What needs to be done
Copy every entry precisely.
──────────
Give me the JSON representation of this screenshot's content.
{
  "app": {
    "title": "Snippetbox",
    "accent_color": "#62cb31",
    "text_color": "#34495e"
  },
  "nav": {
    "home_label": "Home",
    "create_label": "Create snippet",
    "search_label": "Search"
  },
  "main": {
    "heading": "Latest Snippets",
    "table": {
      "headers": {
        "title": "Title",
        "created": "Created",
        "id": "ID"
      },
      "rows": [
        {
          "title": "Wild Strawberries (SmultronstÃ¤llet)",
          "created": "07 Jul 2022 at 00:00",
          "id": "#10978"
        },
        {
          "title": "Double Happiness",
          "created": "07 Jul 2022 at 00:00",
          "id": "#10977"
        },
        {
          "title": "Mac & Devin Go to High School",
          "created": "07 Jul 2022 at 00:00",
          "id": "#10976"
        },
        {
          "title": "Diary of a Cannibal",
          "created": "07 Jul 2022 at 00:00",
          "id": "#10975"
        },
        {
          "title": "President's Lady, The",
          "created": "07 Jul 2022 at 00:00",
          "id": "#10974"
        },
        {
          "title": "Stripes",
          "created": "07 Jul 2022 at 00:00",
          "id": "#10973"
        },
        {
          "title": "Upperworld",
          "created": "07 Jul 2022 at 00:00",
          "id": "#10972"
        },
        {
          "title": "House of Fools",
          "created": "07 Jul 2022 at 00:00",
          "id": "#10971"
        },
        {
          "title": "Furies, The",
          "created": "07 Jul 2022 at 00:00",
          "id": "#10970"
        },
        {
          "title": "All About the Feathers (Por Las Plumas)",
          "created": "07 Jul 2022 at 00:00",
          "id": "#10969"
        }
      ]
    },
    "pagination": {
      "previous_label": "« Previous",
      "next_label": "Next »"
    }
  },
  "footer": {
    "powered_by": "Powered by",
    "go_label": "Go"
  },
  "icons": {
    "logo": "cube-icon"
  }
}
──────────
Answer to this problem
Give me the JSON representation of this screenshot's content.
{
  "app": {
    "title": "Snippetbox",
    "accent_color": "#62cb31",
    "text_color": "#34495e"
  },
  "nav": {
    "home_label": "Home",
    "create_label": "Create snippet",
    "search_label": "Search"
  },
  "main": {
    "heading": "Latest Snippets",
    "table": {
      "headers": {
        "title": "Title",
        "created": "Created",
        "id": "ID"
      },
      "rows": [
        {
          "title": "Wild Strawberries (SmultronstÃ¤llet)",
          "created": "07 Jul 2022 at 00:00",
          "id": "#10978"
        },
        {
          "title": "Double Happiness",
          "created": "07 Jul 2022 at 00:00",
          "id": "#10977"
        },
        {
          "title": "Mac & Devin Go to High School",
          "created": "07 Jul 2022 at 00:00",
          "id": "#10976"
        },
        {
          "title": "Diary of a Cannibal",
          "created": "07 Jul 2022 at 00:00",
          "id": "#10975"
        },
        {
          "title": "President's Lady, The",
          "created": "07 Jul 2022 at 00:00",
          "id": "#10974"
        },
        {
          "title": "Stripes",
          "created": "07 Jul 2022 at 00:00",
          "id": "#10973"
        },
        {
          "title": "Upperworld",
          "created": "07 Jul 2022 at 00:00",
          "id": "#10972"
        },
        {
          "title": "House of Fools",
          "created": "07 Jul 2022 at 00:00",
          "id": "#10971"
        },
        {
          "title": "Furies, The",
          "created": "07 Jul 2022 at 00:00",
          "id": "#10970"
        },
        {
          "title": "All About the Feathers (Por Las Plumas)",
          "created": "07 Jul 2022 at 00:00",
          "id": "#10969"
        }
      ]
    },
    "pagination": {
      "previous_label": "« Previous",
      "next_label": "Next »"
    }
  },
  "footer": {
    "powered_by": "Powered by",
    "go_label": "Go"
  },
  "icons": {
    "logo": "cube-icon"
  }
}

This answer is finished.